**Source material:**
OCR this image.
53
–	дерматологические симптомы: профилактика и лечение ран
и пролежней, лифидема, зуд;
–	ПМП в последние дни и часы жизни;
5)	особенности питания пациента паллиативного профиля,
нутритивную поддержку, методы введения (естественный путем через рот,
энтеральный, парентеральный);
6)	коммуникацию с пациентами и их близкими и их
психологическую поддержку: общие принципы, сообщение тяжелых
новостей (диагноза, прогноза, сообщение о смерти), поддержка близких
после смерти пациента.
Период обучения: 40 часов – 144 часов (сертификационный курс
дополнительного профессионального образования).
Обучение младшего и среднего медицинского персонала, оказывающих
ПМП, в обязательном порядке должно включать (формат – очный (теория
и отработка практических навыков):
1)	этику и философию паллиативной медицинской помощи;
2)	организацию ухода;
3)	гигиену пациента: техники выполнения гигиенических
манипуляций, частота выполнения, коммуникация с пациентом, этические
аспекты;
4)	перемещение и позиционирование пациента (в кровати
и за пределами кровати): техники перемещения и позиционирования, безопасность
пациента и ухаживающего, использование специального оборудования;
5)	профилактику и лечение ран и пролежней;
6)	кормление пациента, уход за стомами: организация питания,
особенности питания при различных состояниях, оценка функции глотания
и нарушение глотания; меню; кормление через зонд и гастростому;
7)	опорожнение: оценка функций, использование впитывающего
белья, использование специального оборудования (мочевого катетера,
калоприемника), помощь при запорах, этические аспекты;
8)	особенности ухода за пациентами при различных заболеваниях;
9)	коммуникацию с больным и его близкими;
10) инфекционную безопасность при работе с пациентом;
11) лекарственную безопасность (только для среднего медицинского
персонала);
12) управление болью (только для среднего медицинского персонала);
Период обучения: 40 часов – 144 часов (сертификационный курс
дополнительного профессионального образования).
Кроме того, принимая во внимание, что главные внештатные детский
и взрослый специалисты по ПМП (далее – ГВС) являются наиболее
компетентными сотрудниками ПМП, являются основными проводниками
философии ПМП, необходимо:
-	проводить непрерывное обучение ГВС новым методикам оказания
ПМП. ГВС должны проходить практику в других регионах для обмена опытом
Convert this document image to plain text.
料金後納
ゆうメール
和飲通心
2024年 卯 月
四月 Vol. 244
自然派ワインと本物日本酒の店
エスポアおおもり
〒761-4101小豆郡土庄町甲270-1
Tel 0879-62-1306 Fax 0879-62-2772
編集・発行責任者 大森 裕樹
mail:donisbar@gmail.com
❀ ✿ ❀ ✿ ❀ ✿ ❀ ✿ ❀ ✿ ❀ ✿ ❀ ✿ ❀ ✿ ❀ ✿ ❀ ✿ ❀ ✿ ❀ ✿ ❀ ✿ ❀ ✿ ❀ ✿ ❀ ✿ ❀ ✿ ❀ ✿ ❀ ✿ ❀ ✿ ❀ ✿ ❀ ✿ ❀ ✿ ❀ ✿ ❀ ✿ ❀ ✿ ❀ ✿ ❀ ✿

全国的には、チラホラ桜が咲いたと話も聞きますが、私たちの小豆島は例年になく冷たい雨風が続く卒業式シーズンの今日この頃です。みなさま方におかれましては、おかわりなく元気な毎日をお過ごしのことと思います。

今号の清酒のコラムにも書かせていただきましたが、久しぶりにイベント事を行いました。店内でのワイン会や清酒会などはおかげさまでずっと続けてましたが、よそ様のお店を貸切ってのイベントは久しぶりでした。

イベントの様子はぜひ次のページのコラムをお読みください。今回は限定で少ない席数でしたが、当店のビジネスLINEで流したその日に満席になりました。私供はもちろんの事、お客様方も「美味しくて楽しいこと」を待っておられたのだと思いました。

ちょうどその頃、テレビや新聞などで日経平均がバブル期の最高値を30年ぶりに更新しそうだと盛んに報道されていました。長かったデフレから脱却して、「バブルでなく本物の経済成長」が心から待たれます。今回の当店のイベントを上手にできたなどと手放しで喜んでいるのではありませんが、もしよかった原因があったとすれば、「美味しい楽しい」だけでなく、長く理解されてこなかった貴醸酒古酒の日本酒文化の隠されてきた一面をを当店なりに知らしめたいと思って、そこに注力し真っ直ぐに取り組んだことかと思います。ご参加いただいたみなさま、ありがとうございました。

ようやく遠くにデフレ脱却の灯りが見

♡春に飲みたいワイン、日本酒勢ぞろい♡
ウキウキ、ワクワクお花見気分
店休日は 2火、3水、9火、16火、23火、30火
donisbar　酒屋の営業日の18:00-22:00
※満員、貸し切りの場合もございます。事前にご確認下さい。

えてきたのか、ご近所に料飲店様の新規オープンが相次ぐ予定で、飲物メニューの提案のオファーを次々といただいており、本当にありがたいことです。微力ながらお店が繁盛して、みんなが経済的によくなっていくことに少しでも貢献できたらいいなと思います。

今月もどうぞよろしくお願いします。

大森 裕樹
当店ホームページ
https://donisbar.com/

**Objective:**
Reproduce exactly the line that holds "Convert this document image to plain text.", then every line after it, ending with the final line of the records above.

**The answer:**
Convert this document image to plain text.
料金後納
ゆうメール
和飲通心
2024年 卯 月
四月 Vol. 244
自然派ワインと本物日本酒の店
エスポアおおもり
〒761-4101小豆郡土庄町甲270-1
Tel 0879-62-1306 Fax 0879-62-2772
編集・発行責任者 大森 裕樹
mail:donisbar@gmail.com
❀ ✿ ❀ ✿ ❀ ✿ ❀ ✿ ❀ ✿ ❀ ✿ ❀ ✿ ❀ ✿ ❀ ✿ ❀ ✿ ❀ ✿ ❀ ✿ ❀ ✿ ❀ ✿ ❀ ✿ ❀ ✿ ❀ ✿ ❀ ✿ ❀ ✿ ❀ ✿ ❀ ✿ ❀ ✿ ❀ ✿ ❀ ✿ ❀ ✿ ❀ ✿ ❀ ✿ ❀ ✿

全国的には、チラホラ桜が咲いたと話も聞きますが、私たちの小豆島は例年になく冷たい雨風が続く卒業式シーズンの今日この頃です。みなさま方におかれましては、おかわりなく元気な毎日をお過ごしのことと思います。

今号の清酒のコラムにも書かせていただきましたが、久しぶりにイベント事を行いました。店内でのワイン会や清酒会などはおかげさまでずっと続けてましたが、よそ様のお店を貸切ってのイベントは久しぶりでした。

イベントの様子はぜひ次のページのコラムをお読みください。今回は限定で少ない席数でしたが、当店のビジネスLINEで流したその日に満席になりました。私供はもちろんの事、お客様方も「美味しくて楽しいこと」を待っておられたのだと思いました。

ちょうどその頃、テレビや新聞などで日経平均がバブル期の最高値を30年ぶりに更新しそうだと盛んに報道されていました。長かったデフレから脱却して、「バブルでなく本物の経済成長」が心から待たれます。今回の当店のイベントを上手にできたなどと手放しで喜んでいるのではありませんが、もしよかった原因があったとすれば、「美味しい楽しい」だけでなく、長く理解されてこなかった貴醸酒古酒の日本酒文化の隠されてきた一面をを当店なりに知らしめたいと思って、そこに注力し真っ直ぐに取り組んだことかと思います。ご参加いただいたみなさま、ありがとうございました。

ようやく遠くにデフレ脱却の灯りが見

♡春に飲みたいワイン、日本酒勢ぞろい♡
ウキウキ、ワクワクお花見気分
店休日は 2火、3水、9火、16火、23火、30火
donisbar　酒屋の営業日の18:00-22:00
※満員、貸し切りの場合もございます。事前にご確認下さい。

えてきたのか、ご近所に料飲店様の新規オープンが相次ぐ予定で、飲物メニューの提案のオファーを次々といただいており、本当にありがたいことです。微力ながらお店が繁盛して、みんなが経済的によくなっていくことに少しでも貢献できたらいいなと思います。

今月もどうぞよろしくお願いします。

大森 裕樹
当店ホームページ
https://donisbar.com/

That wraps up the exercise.